→ Given instruction:
Find and copy every line in the records that includes the string "screenshot".

→ Supplied information:
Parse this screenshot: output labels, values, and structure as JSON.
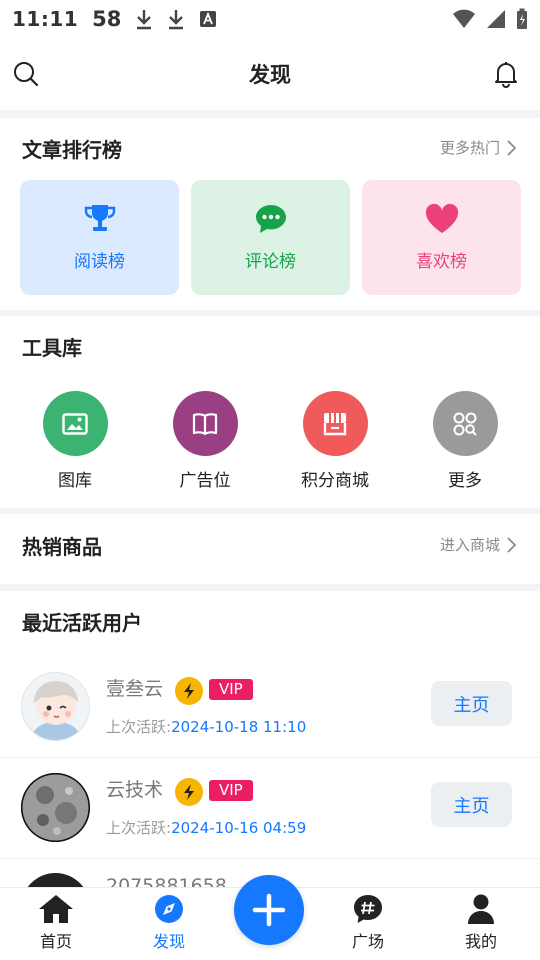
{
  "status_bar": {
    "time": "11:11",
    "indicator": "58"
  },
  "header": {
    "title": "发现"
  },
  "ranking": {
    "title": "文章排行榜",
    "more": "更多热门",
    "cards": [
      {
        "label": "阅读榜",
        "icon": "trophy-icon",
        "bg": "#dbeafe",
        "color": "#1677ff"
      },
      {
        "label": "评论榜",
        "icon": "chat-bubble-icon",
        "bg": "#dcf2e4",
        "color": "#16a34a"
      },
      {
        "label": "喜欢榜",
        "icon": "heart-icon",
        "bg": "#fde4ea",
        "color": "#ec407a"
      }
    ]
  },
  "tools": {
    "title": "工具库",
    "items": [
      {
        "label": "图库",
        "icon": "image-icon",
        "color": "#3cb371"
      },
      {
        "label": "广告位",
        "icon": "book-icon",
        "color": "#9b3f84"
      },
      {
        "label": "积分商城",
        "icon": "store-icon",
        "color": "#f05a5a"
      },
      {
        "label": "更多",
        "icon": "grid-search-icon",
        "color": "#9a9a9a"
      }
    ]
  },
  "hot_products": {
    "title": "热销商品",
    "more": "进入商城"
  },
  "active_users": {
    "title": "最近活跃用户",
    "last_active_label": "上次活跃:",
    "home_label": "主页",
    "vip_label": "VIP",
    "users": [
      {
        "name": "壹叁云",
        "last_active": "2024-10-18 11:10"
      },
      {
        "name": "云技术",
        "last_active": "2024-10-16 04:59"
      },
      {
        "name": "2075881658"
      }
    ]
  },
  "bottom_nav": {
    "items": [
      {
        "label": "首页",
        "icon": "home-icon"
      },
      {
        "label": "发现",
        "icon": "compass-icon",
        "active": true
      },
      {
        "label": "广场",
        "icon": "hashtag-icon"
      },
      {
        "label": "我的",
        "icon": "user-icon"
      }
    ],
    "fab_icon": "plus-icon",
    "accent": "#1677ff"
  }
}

--

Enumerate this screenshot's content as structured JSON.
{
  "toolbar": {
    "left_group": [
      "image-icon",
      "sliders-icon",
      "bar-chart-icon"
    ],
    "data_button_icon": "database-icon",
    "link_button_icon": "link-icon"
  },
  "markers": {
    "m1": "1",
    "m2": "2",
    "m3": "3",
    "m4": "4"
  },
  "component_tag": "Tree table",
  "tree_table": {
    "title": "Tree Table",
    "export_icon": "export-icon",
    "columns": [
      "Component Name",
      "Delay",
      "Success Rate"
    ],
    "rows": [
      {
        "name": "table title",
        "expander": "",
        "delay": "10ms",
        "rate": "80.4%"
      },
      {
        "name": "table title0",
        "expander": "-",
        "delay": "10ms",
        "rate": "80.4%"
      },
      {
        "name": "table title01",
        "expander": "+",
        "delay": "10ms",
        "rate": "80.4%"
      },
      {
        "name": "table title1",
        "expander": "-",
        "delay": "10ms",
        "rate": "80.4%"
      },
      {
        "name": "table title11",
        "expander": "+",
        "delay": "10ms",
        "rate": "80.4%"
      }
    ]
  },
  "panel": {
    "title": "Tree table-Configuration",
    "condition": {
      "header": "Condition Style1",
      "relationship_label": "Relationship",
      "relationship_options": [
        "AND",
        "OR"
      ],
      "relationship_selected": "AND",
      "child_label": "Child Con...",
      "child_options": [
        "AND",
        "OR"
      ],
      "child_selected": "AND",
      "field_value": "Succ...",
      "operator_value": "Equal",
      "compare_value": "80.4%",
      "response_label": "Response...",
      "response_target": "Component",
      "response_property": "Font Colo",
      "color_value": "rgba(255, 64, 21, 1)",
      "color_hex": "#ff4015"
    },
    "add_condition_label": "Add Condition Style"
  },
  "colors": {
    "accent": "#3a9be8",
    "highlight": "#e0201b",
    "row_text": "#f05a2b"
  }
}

→ Final result:
Parse this screenshot: output labels, values, and structure as JSON.
Enumerate this screenshot's content as structured JSON.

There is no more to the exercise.